Box coordinate listings

# # #

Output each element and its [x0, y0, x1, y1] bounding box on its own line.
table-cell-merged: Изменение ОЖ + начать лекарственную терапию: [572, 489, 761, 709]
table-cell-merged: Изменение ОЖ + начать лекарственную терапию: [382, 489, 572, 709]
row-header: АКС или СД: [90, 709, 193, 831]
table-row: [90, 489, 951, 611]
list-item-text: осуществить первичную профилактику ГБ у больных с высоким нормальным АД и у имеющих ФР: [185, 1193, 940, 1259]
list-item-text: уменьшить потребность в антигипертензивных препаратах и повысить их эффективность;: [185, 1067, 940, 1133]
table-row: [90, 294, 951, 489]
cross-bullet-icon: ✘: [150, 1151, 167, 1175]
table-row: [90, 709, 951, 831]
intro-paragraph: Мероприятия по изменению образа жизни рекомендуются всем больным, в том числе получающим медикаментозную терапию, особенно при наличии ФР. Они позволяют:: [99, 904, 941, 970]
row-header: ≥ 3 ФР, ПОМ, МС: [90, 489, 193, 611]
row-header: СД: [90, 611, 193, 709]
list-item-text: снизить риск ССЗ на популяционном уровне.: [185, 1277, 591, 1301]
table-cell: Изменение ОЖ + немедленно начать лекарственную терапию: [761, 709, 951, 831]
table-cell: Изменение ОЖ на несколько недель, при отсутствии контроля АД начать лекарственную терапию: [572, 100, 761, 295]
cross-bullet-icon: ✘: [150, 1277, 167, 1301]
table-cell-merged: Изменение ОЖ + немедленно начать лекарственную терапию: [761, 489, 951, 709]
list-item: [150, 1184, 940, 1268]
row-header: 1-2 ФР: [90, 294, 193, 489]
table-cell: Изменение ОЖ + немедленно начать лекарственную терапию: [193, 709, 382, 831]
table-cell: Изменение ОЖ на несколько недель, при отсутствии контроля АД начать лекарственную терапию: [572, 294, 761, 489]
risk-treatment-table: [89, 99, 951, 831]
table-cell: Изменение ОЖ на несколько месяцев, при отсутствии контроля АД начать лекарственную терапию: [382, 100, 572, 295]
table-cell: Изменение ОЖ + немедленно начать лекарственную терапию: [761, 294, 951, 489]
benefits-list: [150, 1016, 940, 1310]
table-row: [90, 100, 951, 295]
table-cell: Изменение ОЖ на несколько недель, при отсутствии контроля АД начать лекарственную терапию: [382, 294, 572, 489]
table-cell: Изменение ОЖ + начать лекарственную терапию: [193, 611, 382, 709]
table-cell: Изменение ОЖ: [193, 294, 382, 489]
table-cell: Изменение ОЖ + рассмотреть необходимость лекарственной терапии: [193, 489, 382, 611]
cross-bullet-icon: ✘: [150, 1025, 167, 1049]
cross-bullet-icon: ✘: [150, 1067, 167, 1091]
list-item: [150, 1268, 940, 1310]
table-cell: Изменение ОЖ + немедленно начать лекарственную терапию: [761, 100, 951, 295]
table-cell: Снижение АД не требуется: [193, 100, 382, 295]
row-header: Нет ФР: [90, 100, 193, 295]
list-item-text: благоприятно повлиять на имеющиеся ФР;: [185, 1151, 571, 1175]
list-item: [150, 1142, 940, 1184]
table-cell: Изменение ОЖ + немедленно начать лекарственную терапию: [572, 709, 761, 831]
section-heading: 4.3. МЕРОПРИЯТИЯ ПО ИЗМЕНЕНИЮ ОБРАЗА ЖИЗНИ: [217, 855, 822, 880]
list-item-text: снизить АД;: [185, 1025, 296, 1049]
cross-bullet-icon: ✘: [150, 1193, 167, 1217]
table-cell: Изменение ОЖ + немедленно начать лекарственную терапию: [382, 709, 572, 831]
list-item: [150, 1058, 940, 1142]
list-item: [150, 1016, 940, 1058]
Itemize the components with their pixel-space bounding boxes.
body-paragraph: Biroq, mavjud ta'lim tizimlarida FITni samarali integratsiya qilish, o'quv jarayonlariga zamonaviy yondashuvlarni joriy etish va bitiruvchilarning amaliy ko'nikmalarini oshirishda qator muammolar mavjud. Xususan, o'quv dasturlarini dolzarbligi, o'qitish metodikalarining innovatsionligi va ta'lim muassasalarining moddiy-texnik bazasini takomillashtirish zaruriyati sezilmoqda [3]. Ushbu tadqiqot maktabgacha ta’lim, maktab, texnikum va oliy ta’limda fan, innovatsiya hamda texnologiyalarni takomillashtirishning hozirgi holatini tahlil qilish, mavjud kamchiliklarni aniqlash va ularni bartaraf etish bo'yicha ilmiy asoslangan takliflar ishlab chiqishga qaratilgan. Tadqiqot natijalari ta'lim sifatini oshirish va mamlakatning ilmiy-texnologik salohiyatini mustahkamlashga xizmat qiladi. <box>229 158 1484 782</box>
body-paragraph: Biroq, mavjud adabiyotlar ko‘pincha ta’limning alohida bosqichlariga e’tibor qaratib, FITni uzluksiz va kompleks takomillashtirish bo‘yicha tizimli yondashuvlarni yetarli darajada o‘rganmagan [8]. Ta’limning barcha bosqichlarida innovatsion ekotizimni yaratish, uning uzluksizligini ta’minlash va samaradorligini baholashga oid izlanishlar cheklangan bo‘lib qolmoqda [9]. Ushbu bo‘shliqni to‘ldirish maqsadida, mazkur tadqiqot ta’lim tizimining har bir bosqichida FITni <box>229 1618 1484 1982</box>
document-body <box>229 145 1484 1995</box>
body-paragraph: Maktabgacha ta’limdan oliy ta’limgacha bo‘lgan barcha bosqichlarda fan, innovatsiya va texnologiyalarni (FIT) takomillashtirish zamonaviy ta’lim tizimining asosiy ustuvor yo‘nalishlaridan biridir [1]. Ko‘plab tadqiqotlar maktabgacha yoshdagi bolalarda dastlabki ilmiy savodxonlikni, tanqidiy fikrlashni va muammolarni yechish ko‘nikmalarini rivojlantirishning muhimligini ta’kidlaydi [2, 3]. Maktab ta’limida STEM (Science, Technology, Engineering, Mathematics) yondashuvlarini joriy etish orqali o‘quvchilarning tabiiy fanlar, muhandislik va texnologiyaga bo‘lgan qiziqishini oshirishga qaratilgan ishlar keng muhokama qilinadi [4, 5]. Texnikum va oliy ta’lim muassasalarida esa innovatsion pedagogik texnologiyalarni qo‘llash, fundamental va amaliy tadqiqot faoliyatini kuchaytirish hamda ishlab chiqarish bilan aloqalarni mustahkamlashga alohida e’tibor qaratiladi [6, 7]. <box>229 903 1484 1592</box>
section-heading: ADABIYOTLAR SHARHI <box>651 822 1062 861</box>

# # #

### [Requirement]
Rewrite these lines with "row-label" swapped in for every "row-header", keeping everything else the same.

### [Expected answer]
Output each element and its [x0, y0, x1, y1] bounding box on its own line.
table-cell-merged: Изменение ОЖ + начать лекарственную терапию: [572, 489, 761, 709]
table-cell-merged: Изменение ОЖ + начать лекарственную терапию: [382, 489, 572, 709]
row-label: АКС или СД: [90, 709, 193, 831]
table-row: [90, 489, 951, 611]
list-item-text: осуществить первичную профилактику ГБ у больных с высоким нормальным АД и у имеющих ФР: [185, 1193, 940, 1259]
list-item-text: уменьшить потребность в антигипертензивных препаратах и повысить их эффективность;: [185, 1067, 940, 1133]
table-row: [90, 294, 951, 489]
cross-bullet-icon: ✘: [150, 1151, 167, 1175]
table-row: [90, 709, 951, 831]
intro-paragraph: Мероприятия по изменению образа жизни рекомендуются всем больным, в том числе получающим медикаментозную терапию, особенно при наличии ФР. Они позволяют:: [99, 904, 941, 970]
row-label: ≥ 3 ФР, ПОМ, МС: [90, 489, 193, 611]
row-label: СД: [90, 611, 193, 709]
list-item-text: снизить риск ССЗ на популяционном уровне.: [185, 1277, 591, 1301]
table-cell: Изменение ОЖ + немедленно начать лекарственную терапию: [761, 709, 951, 831]
table-cell: Изменение ОЖ на несколько недель, при отсутствии контроля АД начать лекарственную терапию: [572, 100, 761, 295]
cross-bullet-icon: ✘: [150, 1277, 167, 1301]
table-cell-merged: Изменение ОЖ + немедленно начать лекарственную терапию: [761, 489, 951, 709]
list-item: [150, 1184, 940, 1268]
row-label: 1-2 ФР: [90, 294, 193, 489]
table-cell: Изменение ОЖ + немедленно начать лекарственную терапию: [193, 709, 382, 831]
table-cell: Изменение ОЖ на несколько недель, при отсутствии контроля АД начать лекарственную терапию: [572, 294, 761, 489]
risk-treatment-table: [89, 99, 951, 831]
table-cell: Изменение ОЖ на несколько месяцев, при отсутствии контроля АД начать лекарственную терапию: [382, 100, 572, 295]
table-cell: Изменение ОЖ + немедленно начать лекарственную терапию: [761, 294, 951, 489]
benefits-list: [150, 1016, 940, 1310]
table-row: [90, 100, 951, 295]
table-cell: Изменение ОЖ на несколько недель, при отсутствии контроля АД начать лекарственную терапию: [382, 294, 572, 489]
table-cell: Изменение ОЖ + начать лекарственную терапию: [193, 611, 382, 709]
table-cell: Изменение ОЖ: [193, 294, 382, 489]
table-cell: Изменение ОЖ + рассмотреть необходимость лекарственной терапии: [193, 489, 382, 611]
cross-bullet-icon: ✘: [150, 1025, 167, 1049]
cross-bullet-icon: ✘: [150, 1067, 167, 1091]
list-item: [150, 1268, 940, 1310]
table-cell: Изменение ОЖ + немедленно начать лекарственную терапию: [761, 100, 951, 295]
table-cell: Снижение АД не требуется: [193, 100, 382, 295]
row-label: Нет ФР: [90, 100, 193, 295]
list-item-text: благоприятно повлиять на имеющиеся ФР;: [185, 1151, 571, 1175]
list-item: [150, 1142, 940, 1184]
table-cell: Изменение ОЖ + немедленно начать лекарственную терапию: [572, 709, 761, 831]
section-heading: 4.3. МЕРОПРИЯТИЯ ПО ИЗМЕНЕНИЮ ОБРАЗА ЖИЗНИ: [217, 855, 822, 880]
list-item-text: снизить АД;: [185, 1025, 296, 1049]
cross-bullet-icon: ✘: [150, 1193, 167, 1217]
table-cell: Изменение ОЖ + немедленно начать лекарственную терапию: [382, 709, 572, 831]
list-item: [150, 1058, 940, 1142]
list-item: [150, 1016, 940, 1058]
Itemize the components with their pixel-space bounding boxes.
body-paragraph: Biroq, mavjud ta'lim tizimlarida FITni samarali integratsiya qilish, o'quv jarayonlariga zamonaviy yondashuvlarni joriy etish va bitiruvchilarning amaliy ko'nikmalarini oshirishda qator muammolar mavjud. Xususan, o'quv dasturlarini dolzarbligi, o'qitish metodikalarining innovatsionligi va ta'lim muassasalarining moddiy-texnik bazasini takomillashtirish zaruriyati sezilmoqda [3]. Ushbu tadqiqot maktabgacha ta’lim, maktab, texnikum va oliy ta’limda fan, innovatsiya hamda texnologiyalarni takomillashtirishning hozirgi holatini tahlil qilish, mavjud kamchiliklarni aniqlash va ularni bartaraf etish bo'yicha ilmiy asoslangan takliflar ishlab chiqishga qaratilgan. Tadqiqot natijalari ta'lim sifatini oshirish va mamlakatning ilmiy-texnologik salohiyatini mustahkamlashga xizmat qiladi. <box>229 158 1484 782</box>
body-paragraph: Biroq, mavjud adabiyotlar ko‘pincha ta’limning alohida bosqichlariga e’tibor qaratib, FITni uzluksiz va kompleks takomillashtirish bo‘yicha tizimli yondashuvlarni yetarli darajada o‘rganmagan [8]. Ta’limning barcha bosqichlarida innovatsion ekotizimni yaratish, uning uzluksizligini ta’minlash va samaradorligini baholashga oid izlanishlar cheklangan bo‘lib qolmoqda [9]. Ushbu bo‘shliqni to‘ldirish maqsadida, mazkur tadqiqot ta’lim tizimining har bir bosqichida FITni <box>229 1618 1484 1982</box>
document-body <box>229 145 1484 1995</box>
body-paragraph: Maktabgacha ta’limdan oliy ta’limgacha bo‘lgan barcha bosqichlarda fan, innovatsiya va texnologiyalarni (FIT) takomillashtirish zamonaviy ta’lim tizimining asosiy ustuvor yo‘nalishlaridan biridir [1]. Ko‘plab tadqiqotlar maktabgacha yoshdagi bolalarda dastlabki ilmiy savodxonlikni, tanqidiy fikrlashni va muammolarni yechish ko‘nikmalarini rivojlantirishning muhimligini ta’kidlaydi [2, 3]. Maktab ta’limida STEM (Science, Technology, Engineering, Mathematics) yondashuvlarini joriy etish orqali o‘quvchilarning tabiiy fanlar, muhandislik va texnologiyaga bo‘lgan qiziqishini oshirishga qaratilgan ishlar keng muhokama qilinadi [4, 5]. Texnikum va oliy ta’lim muassasalarida esa innovatsion pedagogik texnologiyalarni qo‘llash, fundamental va amaliy tadqiqot faoliyatini kuchaytirish hamda ishlab chiqarish bilan aloqalarni mustahkamlashga alohida e’tibor qaratiladi [6, 7]. <box>229 903 1484 1592</box>
section-heading: ADABIYOTLAR SHARHI <box>651 822 1062 861</box>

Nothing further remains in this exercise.